(Figure record extracts)
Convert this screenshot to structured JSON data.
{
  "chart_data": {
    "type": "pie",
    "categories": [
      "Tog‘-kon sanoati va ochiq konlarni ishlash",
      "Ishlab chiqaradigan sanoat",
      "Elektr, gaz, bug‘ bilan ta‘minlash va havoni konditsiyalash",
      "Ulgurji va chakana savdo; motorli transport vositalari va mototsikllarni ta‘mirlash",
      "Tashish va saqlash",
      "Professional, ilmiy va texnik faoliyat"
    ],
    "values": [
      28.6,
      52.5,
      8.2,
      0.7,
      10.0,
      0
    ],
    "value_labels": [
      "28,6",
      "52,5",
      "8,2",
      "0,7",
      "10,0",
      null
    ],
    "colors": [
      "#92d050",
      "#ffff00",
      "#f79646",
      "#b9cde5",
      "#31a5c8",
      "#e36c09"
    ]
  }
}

* * *

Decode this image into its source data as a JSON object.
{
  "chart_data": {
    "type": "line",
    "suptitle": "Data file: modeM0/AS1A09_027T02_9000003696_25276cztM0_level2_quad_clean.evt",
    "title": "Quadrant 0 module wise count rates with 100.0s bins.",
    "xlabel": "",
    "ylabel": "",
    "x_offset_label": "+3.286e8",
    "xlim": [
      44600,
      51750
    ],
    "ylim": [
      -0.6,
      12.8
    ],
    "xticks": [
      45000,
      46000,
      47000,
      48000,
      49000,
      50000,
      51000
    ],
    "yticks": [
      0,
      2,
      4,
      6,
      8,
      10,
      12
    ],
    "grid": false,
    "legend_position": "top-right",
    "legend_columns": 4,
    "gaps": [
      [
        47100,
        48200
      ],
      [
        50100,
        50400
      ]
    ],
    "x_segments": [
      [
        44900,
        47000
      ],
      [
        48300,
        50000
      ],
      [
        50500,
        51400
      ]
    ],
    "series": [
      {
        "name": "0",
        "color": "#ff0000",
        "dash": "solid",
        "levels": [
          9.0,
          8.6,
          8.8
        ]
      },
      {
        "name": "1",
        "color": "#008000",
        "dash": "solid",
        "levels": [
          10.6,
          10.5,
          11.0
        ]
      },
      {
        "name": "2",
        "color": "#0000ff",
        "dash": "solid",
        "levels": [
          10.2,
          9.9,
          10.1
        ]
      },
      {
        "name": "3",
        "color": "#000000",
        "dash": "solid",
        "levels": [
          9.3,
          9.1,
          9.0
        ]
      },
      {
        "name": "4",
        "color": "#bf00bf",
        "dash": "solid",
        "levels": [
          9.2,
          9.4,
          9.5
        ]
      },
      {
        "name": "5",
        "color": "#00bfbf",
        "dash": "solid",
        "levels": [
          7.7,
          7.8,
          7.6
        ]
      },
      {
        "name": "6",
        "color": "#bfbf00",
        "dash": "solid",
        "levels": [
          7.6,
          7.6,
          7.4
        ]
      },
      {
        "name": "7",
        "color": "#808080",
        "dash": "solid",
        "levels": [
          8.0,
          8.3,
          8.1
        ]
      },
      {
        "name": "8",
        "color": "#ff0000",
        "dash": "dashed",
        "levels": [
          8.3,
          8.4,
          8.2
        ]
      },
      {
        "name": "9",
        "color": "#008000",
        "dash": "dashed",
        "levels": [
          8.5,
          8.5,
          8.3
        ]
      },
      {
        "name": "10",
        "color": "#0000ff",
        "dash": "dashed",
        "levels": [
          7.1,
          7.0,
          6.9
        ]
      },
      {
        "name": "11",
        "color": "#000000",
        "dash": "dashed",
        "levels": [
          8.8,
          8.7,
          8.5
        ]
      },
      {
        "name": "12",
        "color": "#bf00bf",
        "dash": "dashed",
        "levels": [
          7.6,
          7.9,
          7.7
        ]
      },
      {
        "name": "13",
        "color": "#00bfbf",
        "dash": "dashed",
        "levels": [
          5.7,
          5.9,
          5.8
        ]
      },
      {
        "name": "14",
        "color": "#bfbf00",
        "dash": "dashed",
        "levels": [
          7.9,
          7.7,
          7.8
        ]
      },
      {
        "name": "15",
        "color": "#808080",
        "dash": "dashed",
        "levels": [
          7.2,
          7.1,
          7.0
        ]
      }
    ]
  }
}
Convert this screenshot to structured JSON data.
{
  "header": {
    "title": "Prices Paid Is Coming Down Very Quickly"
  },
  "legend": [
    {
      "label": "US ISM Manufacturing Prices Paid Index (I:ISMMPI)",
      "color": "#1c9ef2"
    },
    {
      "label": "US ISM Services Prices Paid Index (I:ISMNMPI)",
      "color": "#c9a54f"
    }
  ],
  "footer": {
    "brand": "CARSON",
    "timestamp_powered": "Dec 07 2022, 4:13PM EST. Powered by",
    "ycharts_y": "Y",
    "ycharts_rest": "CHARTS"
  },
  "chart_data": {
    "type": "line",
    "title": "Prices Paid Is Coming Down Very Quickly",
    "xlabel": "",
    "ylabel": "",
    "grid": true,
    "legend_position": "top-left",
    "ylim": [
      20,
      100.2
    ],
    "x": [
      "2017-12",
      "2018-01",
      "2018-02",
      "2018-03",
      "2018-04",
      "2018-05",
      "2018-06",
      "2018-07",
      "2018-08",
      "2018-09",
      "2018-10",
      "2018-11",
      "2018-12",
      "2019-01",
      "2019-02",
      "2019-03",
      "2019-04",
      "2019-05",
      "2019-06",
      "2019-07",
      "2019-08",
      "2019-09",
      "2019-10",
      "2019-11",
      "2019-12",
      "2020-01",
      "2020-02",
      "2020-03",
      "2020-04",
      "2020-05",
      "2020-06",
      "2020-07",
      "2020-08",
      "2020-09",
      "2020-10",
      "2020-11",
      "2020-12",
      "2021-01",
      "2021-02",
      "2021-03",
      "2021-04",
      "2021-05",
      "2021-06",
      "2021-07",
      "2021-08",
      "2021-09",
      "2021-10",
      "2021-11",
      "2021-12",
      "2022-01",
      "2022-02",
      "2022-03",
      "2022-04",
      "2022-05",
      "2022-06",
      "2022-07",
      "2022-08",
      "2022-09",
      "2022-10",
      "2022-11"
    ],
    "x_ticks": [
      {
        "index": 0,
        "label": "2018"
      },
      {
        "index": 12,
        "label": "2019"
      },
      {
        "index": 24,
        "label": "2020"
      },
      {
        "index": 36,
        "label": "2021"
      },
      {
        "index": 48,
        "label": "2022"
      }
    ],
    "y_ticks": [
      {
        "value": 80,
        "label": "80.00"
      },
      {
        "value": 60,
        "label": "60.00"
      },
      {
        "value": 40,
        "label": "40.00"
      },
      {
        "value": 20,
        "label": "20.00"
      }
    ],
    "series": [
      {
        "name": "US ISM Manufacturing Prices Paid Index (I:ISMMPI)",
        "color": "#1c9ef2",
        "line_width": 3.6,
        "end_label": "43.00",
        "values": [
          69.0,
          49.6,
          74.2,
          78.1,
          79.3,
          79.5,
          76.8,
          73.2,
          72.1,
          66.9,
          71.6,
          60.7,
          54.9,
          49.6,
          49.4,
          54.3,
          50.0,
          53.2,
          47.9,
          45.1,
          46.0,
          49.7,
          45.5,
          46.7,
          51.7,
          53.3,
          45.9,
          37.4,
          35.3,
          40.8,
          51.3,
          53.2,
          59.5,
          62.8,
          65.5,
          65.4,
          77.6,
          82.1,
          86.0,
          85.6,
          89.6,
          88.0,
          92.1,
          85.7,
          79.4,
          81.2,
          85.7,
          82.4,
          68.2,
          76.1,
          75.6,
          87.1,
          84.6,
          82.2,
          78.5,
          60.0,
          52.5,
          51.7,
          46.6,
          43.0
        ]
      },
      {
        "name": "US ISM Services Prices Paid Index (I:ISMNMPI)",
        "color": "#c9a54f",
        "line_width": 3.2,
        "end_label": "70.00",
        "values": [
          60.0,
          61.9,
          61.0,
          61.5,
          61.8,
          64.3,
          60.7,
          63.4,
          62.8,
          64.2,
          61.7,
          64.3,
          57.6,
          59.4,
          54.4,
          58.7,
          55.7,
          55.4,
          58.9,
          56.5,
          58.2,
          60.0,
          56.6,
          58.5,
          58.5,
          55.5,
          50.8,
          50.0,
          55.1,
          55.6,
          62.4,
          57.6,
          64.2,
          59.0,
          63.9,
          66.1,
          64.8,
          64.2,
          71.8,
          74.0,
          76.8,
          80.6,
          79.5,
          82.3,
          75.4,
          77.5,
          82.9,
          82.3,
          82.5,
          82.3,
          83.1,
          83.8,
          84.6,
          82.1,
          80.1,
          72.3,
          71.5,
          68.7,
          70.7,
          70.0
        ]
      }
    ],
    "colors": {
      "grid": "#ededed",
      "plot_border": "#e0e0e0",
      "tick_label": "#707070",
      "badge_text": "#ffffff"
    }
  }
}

--

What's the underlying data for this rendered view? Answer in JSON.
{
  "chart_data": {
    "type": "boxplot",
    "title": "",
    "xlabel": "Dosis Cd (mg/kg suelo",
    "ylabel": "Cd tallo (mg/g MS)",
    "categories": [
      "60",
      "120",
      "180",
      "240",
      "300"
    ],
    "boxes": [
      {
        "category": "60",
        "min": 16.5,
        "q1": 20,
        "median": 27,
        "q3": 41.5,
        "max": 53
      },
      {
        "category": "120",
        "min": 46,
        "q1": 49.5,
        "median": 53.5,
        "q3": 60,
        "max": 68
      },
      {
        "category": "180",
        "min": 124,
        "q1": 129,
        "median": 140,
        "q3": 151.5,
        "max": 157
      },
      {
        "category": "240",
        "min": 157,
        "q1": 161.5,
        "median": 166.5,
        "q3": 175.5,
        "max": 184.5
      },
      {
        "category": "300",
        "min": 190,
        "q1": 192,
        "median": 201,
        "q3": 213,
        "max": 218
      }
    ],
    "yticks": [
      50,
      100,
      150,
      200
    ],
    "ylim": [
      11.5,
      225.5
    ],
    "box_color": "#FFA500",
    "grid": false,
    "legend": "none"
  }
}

■ **Task statement**: Copy every line in the records above that contains the word "ISMNMPI".

■ **Finished answer**:
      "label": "US ISM Services Prices Paid Index (I:ISMNMPI)",
        "name": "US ISM Services Prices Paid Index (I:ISMNMPI)",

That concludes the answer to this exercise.